STATED TASK - Your copy of the material must match it exactly, except that pictures are dropped.

INFORMATION SHOWN -
—————

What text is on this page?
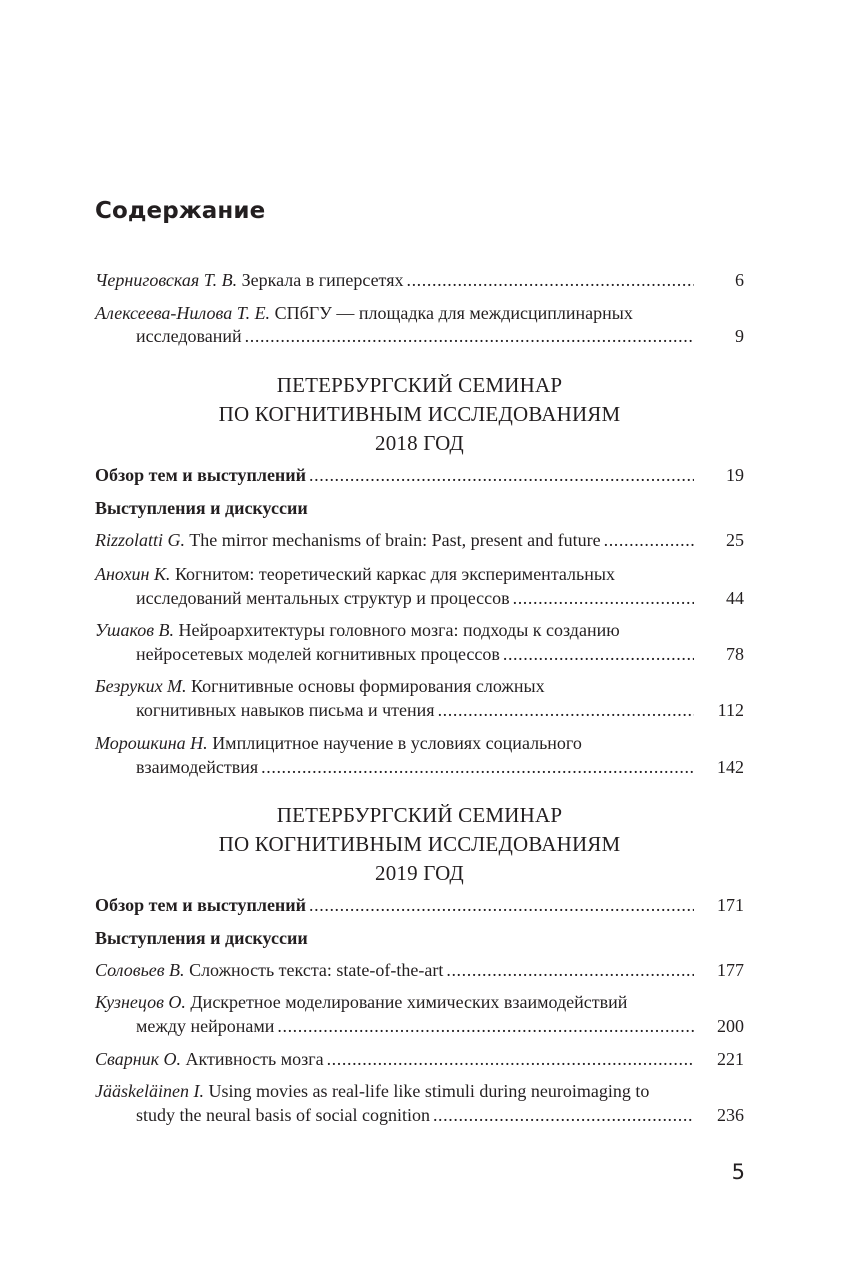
Содержание
Черниговская Т. В. Зеркала в гиперсетях .....	6
Алексеева-Нилова Т. Е. СПбГУ — площадка для междисциплинарных
исследований .....	9
ПЕТЕРБУРГСКИЙ СЕМИНАР
ПО КОГНИТИВНЫМ ИССЛЕДОВАНИЯМ
2018 ГОД
Обзор тем и выступлений .....	19
Выступления и дискуссии
Rizzolatti G. The mirror mechanisms of brain: Past, present and future .....	25
Анохин К. Когнитом: теоретический каркас для экспериментальных
исследований ментальных структур и процессов .....	44
Ушаков В. Нейроархитектуры головного мозга: подходы к созданию
нейросетевых моделей когнитивных процессов .....	78
Безруких М. Когнитивные основы формирования сложных
когнитивных навыков письма и чтения .....	112
Морошкина Н. Имплицитное научение в условиях социального
взаимодействия .....	142
ПЕТЕРБУРГСКИЙ СЕМИНАР
ПО КОГНИТИВНЫМ ИССЛЕДОВАНИЯМ
2019 ГОД
Обзор тем и выступлений .....	171
Выступления и дискуссии
Соловьев В. Сложность текста: state-of-the-art .....	177
Кузнецов О. Дискретное моделирование химических взаимодействий
между нейронами .....	200
Сварник О. Активность мозга .....	221
Jääskeläinen I. Using movies as real-life like stimuli during neuroimaging to
study the neural basis of social cognition .....	236
5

—————

SOLUTION FOR THIS EXERCISE -
What text is on this page?
Содержание
Черниговская Т. В. Зеркала в гиперсетях .....	6
Алексеева-Нилова Т. Е. СПбГУ — площадка для междисциплинарных
исследований .....	9
ПЕТЕРБУРГСКИЙ СЕМИНАР
ПО КОГНИТИВНЫМ ИССЛЕДОВАНИЯМ
2018 ГОД
Обзор тем и выступлений .....	19
Выступления и дискуссии
Rizzolatti G. The mirror mechanisms of brain: Past, present and future .....	25
Анохин К. Когнитом: теоретический каркас для экспериментальных
исследований ментальных структур и процессов .....	44
Ушаков В. Нейроархитектуры головного мозга: подходы к созданию
нейросетевых моделей когнитивных процессов .....	78
Безруких М. Когнитивные основы формирования сложных
когнитивных навыков письма и чтения .....	112
Морошкина Н. Имплицитное научение в условиях социального
взаимодействия .....	142
ПЕТЕРБУРГСКИЙ СЕМИНАР
ПО КОГНИТИВНЫМ ИССЛЕДОВАНИЯМ
2019 ГОД
Обзор тем и выступлений .....	171
Выступления и дискуссии
Соловьев В. Сложность текста: state-of-the-art .....	177
Кузнецов О. Дискретное моделирование химических взаимодействий
между нейронами .....	200
Сварник О. Активность мозга .....	221
Jääskeläinen I. Using movies as real-life like stimuli during neuroimaging to
study the neural basis of social cognition .....	236
5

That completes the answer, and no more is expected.